■ Input material:
+ + +
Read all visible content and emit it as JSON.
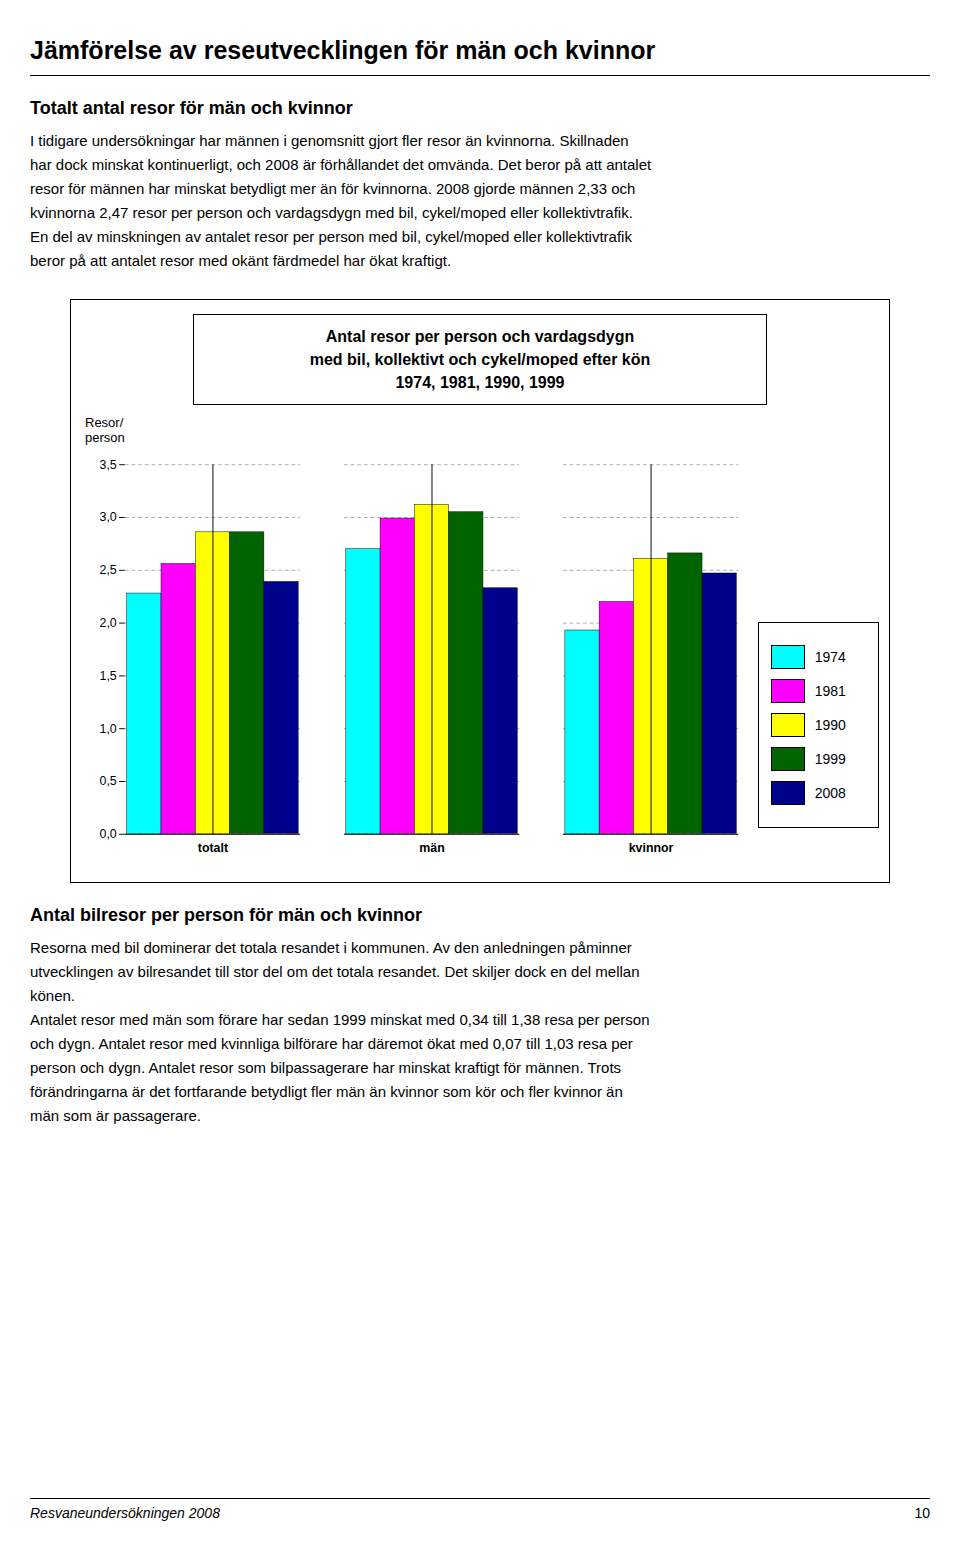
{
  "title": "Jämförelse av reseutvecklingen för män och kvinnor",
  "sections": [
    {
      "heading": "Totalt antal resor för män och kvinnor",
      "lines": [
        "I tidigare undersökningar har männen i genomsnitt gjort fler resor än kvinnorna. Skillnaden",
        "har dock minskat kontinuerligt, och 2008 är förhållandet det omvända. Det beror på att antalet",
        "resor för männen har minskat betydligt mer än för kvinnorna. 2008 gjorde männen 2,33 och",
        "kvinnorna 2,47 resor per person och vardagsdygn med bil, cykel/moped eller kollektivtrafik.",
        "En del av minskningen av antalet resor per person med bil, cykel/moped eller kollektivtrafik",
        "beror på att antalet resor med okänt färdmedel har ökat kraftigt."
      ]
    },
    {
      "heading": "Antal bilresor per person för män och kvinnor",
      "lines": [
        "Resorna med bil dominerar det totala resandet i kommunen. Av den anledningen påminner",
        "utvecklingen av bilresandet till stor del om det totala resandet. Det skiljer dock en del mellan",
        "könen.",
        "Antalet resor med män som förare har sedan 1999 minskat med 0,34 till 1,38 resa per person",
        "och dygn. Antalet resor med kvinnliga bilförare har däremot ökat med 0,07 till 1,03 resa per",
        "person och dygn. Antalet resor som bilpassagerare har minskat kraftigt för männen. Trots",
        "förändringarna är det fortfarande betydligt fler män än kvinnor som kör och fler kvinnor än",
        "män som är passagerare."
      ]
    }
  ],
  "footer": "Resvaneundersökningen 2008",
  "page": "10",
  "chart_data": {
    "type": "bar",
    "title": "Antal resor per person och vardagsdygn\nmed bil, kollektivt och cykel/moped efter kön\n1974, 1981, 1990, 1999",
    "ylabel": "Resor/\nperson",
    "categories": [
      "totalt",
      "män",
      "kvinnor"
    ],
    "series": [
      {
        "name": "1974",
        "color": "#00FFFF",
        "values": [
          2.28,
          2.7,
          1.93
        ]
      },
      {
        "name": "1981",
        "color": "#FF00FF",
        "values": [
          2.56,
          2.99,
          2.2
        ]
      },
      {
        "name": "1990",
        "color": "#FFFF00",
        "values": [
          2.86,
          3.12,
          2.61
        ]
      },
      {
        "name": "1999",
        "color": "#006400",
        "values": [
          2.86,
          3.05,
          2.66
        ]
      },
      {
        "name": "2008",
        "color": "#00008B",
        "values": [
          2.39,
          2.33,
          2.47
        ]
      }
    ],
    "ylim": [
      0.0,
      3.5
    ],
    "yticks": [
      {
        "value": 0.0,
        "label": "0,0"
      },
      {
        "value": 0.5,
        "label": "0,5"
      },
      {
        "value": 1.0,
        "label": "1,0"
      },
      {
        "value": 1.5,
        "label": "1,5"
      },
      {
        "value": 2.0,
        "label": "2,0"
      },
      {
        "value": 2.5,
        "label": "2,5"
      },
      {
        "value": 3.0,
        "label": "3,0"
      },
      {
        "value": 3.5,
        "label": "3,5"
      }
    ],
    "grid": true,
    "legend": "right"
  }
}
+ + +
■ Work instruction:
In the records above, locate each line with the word "kvinnorna". Copy all such lines.

■ Exercise result:
        "I tidigare undersökningar har männen i genomsnitt gjort fler resor än kvinnorna. Skillnaden",
        "resor för männen har minskat betydligt mer än för kvinnorna. 2008 gjorde männen 2,33 och",
        "kvinnorna 2,47 resor per person och vardagsdygn med bil, cykel/moped eller kollektivtrafik.",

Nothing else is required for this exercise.